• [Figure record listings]

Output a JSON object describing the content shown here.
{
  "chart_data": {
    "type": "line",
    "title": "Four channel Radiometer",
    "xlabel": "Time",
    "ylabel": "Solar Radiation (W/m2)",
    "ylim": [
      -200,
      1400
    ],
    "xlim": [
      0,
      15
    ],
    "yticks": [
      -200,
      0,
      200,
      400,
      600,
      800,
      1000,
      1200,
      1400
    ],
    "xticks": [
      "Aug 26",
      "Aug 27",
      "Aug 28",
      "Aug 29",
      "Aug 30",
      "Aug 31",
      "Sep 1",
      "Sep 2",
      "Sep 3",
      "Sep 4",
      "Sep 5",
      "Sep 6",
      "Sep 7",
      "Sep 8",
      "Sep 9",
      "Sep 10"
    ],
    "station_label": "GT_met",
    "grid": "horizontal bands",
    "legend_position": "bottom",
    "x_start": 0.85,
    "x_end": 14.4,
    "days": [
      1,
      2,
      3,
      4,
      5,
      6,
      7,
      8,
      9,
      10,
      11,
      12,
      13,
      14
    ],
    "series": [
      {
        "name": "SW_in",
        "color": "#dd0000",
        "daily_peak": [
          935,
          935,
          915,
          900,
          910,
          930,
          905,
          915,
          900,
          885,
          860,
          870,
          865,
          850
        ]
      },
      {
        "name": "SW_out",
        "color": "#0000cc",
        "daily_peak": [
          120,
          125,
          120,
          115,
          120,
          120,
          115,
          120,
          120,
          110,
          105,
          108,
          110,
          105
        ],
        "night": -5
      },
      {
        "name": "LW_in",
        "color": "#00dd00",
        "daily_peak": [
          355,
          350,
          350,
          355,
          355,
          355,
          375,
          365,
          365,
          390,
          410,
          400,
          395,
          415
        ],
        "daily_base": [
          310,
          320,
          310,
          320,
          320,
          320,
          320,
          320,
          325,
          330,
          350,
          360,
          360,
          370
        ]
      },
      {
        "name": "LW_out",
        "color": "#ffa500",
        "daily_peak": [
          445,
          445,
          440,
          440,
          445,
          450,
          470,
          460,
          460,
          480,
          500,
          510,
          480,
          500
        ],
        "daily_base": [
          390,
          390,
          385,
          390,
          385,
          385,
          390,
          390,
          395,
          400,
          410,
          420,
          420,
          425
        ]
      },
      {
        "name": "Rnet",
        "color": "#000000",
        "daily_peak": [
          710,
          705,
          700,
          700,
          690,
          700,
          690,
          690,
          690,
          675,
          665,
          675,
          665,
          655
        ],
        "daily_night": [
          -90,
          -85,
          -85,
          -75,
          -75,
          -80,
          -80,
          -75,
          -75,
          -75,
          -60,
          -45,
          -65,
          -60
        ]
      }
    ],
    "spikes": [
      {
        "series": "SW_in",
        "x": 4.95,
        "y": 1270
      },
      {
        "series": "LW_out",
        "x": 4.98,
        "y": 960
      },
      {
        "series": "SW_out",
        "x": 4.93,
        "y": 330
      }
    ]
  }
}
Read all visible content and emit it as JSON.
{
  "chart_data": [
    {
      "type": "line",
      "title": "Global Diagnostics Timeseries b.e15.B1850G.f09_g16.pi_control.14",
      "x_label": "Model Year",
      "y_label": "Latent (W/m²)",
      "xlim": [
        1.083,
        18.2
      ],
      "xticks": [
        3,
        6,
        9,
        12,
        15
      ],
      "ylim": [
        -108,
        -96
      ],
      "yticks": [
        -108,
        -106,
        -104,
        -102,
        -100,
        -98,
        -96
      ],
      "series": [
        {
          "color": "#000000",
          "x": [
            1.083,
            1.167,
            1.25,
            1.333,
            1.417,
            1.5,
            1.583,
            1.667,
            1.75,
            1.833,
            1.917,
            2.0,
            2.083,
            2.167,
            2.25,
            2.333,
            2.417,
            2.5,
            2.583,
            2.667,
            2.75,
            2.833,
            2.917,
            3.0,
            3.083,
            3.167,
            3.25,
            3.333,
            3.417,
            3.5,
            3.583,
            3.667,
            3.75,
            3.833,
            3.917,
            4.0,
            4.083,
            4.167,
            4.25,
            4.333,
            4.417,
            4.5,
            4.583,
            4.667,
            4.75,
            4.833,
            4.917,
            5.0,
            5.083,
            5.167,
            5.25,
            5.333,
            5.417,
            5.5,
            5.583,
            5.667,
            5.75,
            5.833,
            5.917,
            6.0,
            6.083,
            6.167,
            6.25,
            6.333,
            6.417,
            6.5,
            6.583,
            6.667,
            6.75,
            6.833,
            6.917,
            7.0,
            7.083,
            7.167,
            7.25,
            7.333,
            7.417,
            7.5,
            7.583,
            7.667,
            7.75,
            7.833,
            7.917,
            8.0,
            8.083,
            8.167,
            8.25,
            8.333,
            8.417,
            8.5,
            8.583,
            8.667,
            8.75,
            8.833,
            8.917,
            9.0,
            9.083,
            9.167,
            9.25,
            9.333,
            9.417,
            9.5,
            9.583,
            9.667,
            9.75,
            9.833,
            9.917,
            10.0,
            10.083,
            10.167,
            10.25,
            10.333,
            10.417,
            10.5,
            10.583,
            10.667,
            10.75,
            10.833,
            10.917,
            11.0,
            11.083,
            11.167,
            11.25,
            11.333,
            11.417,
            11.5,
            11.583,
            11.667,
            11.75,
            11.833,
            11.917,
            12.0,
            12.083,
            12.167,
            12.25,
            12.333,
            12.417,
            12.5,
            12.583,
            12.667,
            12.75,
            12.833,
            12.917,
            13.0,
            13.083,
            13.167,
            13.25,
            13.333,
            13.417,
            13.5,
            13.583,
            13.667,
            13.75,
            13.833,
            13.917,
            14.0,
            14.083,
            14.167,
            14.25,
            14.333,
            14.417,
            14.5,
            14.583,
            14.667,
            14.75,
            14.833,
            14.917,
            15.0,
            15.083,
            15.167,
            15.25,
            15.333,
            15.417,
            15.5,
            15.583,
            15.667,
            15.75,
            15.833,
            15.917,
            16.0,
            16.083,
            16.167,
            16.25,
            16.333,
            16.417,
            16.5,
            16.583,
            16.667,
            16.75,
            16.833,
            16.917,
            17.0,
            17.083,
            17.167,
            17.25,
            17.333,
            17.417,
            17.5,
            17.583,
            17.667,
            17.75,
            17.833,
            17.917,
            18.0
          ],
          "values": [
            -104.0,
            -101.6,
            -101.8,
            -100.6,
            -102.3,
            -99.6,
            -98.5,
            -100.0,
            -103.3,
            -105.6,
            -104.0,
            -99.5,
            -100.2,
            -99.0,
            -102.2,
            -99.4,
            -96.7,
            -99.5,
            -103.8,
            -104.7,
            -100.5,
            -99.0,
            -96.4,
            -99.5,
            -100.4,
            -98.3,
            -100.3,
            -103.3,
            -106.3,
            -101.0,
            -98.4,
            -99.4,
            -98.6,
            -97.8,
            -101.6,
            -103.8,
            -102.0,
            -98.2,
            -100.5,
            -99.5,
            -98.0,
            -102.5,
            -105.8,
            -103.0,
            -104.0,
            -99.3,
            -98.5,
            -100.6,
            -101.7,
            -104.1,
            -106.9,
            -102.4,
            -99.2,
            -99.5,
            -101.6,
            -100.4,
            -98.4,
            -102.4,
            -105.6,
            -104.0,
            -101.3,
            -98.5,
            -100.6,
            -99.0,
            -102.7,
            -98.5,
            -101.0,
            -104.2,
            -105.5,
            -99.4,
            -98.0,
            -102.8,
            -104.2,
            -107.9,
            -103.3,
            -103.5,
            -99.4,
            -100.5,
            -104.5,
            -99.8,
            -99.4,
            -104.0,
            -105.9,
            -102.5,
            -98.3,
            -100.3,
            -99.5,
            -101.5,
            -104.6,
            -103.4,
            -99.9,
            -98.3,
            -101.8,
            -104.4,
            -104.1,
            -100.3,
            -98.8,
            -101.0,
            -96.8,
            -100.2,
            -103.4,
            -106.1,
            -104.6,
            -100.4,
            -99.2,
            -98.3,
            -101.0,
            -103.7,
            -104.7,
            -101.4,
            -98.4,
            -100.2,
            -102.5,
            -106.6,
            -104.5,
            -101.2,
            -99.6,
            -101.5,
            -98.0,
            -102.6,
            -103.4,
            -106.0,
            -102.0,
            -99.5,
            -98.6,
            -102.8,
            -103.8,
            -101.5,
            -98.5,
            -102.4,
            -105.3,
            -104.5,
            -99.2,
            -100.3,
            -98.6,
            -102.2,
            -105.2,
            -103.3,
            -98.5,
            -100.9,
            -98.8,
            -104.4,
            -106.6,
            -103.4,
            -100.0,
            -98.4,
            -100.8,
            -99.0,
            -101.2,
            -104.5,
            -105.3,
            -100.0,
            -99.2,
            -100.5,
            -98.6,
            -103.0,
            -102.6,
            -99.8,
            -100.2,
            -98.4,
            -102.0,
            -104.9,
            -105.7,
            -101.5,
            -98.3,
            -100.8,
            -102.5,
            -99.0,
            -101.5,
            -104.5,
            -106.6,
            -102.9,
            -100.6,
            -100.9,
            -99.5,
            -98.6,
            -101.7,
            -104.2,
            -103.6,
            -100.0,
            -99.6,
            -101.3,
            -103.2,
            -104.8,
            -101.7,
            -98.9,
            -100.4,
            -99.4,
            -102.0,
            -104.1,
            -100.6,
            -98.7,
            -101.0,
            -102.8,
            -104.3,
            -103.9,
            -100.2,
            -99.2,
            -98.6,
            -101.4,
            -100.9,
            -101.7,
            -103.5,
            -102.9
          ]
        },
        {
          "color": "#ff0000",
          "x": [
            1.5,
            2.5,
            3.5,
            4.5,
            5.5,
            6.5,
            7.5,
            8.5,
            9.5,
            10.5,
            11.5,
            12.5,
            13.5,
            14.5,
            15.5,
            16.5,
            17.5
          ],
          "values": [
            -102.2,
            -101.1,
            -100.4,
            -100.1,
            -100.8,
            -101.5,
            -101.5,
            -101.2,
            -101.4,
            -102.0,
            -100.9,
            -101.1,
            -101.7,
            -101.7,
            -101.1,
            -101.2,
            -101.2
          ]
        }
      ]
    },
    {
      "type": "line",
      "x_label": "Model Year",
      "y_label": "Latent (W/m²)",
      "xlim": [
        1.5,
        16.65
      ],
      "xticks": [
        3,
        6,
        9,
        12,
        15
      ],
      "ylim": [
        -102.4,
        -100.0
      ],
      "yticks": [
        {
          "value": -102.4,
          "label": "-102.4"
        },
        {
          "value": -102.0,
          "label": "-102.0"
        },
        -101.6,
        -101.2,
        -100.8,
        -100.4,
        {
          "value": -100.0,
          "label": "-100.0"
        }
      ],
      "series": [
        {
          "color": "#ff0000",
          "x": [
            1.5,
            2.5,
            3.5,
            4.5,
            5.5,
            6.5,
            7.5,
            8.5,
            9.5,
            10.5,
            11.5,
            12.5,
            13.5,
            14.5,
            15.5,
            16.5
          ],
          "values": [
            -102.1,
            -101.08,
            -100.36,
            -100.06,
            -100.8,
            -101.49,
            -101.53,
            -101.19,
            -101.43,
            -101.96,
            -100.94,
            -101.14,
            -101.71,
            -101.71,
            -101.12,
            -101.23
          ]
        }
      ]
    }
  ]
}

• [Your objective]
Collect from the data above every line that includes "content".

• [Answer to the problem]
Output a JSON object describing the content shown here.
Read all visible content and emit it as JSON.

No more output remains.